AIM OF THE TASK -> Extract every line below that contains the word "DOMINGUEZ".

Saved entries
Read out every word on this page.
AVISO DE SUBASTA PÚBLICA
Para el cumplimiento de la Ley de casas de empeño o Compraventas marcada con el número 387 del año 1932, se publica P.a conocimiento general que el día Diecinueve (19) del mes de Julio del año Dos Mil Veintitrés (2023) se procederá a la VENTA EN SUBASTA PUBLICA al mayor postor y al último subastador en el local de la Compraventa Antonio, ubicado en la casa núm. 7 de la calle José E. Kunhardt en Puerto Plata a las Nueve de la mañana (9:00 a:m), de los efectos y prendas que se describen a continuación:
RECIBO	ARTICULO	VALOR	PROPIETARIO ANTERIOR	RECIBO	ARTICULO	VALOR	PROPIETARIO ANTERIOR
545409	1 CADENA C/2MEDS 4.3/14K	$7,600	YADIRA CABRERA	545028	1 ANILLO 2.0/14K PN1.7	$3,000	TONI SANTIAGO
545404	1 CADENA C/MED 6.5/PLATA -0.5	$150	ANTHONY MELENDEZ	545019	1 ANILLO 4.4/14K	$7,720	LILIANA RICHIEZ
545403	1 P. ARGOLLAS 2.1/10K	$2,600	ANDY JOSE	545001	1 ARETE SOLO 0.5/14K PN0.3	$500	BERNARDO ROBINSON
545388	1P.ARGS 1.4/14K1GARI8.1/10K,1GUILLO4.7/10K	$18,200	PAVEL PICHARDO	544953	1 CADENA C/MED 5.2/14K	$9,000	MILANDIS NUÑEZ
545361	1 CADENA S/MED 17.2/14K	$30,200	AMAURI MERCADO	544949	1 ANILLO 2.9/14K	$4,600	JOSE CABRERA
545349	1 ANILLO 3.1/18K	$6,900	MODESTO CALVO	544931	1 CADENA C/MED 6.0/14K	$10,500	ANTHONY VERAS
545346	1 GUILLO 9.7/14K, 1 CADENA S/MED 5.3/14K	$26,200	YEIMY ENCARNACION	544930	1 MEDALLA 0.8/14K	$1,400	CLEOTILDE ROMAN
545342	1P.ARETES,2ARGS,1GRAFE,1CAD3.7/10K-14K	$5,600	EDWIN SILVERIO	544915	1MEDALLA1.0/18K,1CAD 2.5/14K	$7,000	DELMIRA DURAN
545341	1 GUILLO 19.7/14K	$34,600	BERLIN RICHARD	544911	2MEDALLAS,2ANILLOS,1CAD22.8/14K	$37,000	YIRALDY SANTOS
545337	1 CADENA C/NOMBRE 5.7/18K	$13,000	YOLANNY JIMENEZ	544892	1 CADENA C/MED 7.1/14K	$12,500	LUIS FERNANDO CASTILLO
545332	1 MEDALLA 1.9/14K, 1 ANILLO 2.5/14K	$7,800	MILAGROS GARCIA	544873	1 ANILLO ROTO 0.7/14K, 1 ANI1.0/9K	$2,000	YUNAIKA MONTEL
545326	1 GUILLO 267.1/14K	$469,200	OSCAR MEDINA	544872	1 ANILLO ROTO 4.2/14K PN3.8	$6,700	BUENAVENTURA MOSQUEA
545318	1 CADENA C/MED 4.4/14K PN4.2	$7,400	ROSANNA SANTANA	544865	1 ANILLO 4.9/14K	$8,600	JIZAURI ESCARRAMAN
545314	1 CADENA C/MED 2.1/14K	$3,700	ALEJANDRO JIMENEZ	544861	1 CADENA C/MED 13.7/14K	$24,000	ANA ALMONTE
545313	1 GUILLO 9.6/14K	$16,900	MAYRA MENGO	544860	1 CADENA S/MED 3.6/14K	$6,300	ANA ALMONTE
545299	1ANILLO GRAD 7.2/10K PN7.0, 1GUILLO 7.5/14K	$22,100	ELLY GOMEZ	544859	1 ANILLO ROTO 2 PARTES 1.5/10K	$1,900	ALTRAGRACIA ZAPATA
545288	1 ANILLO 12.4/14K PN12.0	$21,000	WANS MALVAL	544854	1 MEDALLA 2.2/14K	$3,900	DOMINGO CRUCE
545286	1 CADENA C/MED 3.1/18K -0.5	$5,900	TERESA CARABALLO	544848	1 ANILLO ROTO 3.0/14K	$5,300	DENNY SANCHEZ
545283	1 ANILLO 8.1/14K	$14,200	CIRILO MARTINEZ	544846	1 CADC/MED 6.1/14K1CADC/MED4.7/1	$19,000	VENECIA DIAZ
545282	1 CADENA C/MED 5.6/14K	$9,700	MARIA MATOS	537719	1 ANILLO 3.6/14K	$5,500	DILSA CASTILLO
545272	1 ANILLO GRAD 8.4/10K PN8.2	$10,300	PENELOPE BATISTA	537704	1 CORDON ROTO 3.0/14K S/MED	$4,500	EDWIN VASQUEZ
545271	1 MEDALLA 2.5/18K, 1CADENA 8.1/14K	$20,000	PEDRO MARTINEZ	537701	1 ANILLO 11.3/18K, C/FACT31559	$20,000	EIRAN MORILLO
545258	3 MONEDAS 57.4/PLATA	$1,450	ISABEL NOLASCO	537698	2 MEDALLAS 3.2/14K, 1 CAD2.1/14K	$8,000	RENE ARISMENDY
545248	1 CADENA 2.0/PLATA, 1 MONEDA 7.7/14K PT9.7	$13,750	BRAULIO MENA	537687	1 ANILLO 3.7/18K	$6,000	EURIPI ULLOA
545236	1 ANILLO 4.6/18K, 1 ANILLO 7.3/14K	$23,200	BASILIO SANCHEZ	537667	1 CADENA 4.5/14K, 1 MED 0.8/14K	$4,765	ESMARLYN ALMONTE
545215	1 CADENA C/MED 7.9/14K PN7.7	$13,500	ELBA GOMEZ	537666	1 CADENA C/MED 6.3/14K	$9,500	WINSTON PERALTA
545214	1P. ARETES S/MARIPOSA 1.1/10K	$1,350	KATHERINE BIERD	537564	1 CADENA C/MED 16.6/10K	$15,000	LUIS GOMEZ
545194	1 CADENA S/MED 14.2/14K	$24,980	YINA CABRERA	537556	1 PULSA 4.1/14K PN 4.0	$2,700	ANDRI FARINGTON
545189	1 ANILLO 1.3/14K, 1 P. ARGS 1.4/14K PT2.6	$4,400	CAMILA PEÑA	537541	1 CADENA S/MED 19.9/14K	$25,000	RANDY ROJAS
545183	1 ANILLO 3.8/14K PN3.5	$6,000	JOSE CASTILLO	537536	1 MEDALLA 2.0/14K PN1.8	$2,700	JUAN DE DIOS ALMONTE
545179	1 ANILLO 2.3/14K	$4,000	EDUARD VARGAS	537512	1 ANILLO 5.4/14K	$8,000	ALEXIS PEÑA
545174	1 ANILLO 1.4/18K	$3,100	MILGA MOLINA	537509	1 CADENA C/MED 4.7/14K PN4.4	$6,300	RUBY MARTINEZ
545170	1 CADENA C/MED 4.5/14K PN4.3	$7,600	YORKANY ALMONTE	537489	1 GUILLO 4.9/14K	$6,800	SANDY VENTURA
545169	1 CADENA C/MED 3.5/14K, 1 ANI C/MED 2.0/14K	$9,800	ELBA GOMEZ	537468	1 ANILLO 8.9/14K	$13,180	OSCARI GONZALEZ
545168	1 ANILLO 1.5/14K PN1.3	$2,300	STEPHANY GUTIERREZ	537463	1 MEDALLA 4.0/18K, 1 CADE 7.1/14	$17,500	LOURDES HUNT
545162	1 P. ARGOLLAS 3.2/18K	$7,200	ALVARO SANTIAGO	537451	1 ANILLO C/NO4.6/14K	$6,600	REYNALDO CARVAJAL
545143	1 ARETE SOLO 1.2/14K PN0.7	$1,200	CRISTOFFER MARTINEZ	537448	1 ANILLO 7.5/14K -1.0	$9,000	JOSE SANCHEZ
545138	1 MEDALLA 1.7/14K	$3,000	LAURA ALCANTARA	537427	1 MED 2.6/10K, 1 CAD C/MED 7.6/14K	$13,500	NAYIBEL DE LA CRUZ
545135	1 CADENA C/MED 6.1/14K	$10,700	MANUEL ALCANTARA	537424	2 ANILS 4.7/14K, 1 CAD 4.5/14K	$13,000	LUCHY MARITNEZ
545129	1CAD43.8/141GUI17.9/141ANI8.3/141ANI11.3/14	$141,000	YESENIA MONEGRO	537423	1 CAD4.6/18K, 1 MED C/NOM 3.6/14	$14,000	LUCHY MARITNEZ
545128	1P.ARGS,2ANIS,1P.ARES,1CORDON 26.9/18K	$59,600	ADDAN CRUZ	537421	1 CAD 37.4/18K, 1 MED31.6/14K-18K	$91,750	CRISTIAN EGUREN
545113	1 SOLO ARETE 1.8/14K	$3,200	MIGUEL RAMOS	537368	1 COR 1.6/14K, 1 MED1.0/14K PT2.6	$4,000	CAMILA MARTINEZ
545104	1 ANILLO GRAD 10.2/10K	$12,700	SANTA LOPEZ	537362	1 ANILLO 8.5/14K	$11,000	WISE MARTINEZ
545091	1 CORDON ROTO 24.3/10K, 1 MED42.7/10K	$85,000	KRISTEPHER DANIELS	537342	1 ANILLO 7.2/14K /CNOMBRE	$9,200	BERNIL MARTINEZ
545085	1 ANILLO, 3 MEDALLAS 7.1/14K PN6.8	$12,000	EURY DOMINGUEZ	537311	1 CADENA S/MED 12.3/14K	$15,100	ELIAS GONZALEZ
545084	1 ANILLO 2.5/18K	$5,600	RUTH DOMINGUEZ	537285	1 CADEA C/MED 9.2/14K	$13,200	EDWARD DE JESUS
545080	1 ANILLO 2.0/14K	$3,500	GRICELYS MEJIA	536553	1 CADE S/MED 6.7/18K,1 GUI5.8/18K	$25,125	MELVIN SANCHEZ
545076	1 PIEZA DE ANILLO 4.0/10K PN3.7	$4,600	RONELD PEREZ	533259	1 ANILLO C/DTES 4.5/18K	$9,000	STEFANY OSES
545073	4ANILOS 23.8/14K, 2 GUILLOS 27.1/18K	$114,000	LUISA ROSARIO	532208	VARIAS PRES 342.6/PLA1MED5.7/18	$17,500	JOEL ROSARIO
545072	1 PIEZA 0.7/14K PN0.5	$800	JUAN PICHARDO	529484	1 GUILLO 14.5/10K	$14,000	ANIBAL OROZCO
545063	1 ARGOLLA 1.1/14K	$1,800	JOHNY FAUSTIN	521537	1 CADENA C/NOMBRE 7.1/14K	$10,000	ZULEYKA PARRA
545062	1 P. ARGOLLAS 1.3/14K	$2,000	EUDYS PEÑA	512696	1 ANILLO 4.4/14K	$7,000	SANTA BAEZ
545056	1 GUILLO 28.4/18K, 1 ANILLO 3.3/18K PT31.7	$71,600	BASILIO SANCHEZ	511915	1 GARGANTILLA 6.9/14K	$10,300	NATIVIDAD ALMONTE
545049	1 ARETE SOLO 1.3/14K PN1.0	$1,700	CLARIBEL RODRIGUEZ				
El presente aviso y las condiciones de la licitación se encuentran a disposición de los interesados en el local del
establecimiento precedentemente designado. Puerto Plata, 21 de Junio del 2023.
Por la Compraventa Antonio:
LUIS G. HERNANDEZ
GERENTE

RESULT OF THIS TASK ->
545085	1 ANILLO, 3 MEDALLAS 7.1/14K PN6.8	$12,000	EURY DOMINGUEZ	537311	1 CADENA S/MED 12.3/14K	$15,100	ELIAS GONZALEZ
545084	1 ANILLO 2.5/18K	$5,600	RUTH DOMINGUEZ	537285	1 CADEA C/MED 9.2/14K	$13,200	EDWARD DE JESUS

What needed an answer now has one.